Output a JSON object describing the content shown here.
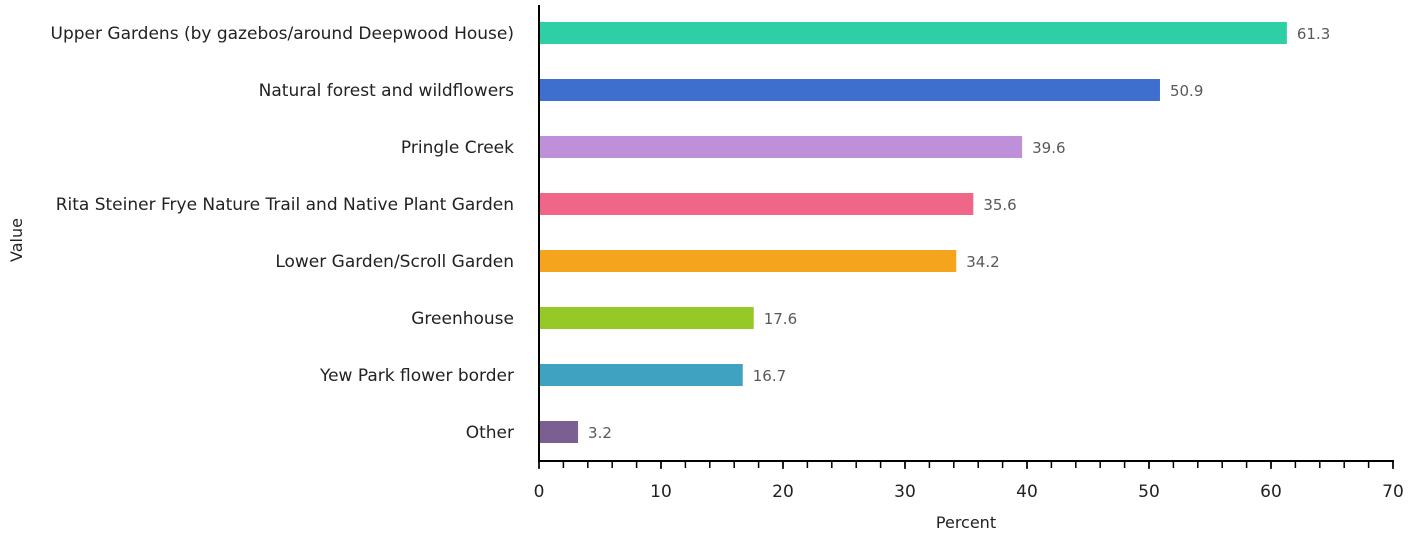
{
  "chart_data": {
    "type": "bar",
    "orientation": "horizontal",
    "title": "",
    "xlabel": "Percent",
    "ylabel": "Value",
    "xlim": [
      0,
      70
    ],
    "major_ticks": [
      0,
      10,
      20,
      30,
      40,
      50,
      60,
      70
    ],
    "minor_tick_step": 2,
    "grid": false,
    "data_labels": true,
    "categories": [
      "Upper Gardens (by gazebos/around Deepwood House)",
      "Natural forest and wildflowers",
      "Pringle Creek",
      "Rita Steiner Frye Nature Trail and Native Plant Garden",
      "Lower Garden/Scroll Garden",
      "Greenhouse",
      "Yew Park flower border",
      "Other"
    ],
    "values": [
      61.3,
      50.9,
      39.6,
      35.6,
      34.2,
      17.6,
      16.7,
      3.2
    ],
    "value_labels": [
      "61.3",
      "50.9",
      "39.6",
      "35.6",
      "34.2",
      "17.6",
      "16.7",
      "3.2"
    ],
    "colors": [
      "#2ecfa4",
      "#3e6fce",
      "#be90da",
      "#f06689",
      "#f5a41e",
      "#96c928",
      "#3fa2c1",
      "#7b5f91"
    ]
  }
}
■ ■ ■ ■ ■ ■ ■
## WHAT THE TASK ASKS
Quote the records in full and exactly; skip any image.

## FULL ANSWER
Output a JSON object describing the content shown here.
{
  "chart_data": {
    "type": "bar",
    "orientation": "horizontal",
    "title": "",
    "xlabel": "Percent",
    "ylabel": "Value",
    "xlim": [
      0,
      70
    ],
    "major_ticks": [
      0,
      10,
      20,
      30,
      40,
      50,
      60,
      70
    ],
    "minor_tick_step": 2,
    "grid": false,
    "data_labels": true,
    "categories": [
      "Upper Gardens (by gazebos/around Deepwood House)",
      "Natural forest and wildflowers",
      "Pringle Creek",
      "Rita Steiner Frye Nature Trail and Native Plant Garden",
      "Lower Garden/Scroll Garden",
      "Greenhouse",
      "Yew Park flower border",
      "Other"
    ],
    "values": [
      61.3,
      50.9,
      39.6,
      35.6,
      34.2,
      17.6,
      16.7,
      3.2
    ],
    "value_labels": [
      "61.3",
      "50.9",
      "39.6",
      "35.6",
      "34.2",
      "17.6",
      "16.7",
      "3.2"
    ],
    "colors": [
      "#2ecfa4",
      "#3e6fce",
      "#be90da",
      "#f06689",
      "#f5a41e",
      "#96c928",
      "#3fa2c1",
      "#7b5f91"
    ]
  }
}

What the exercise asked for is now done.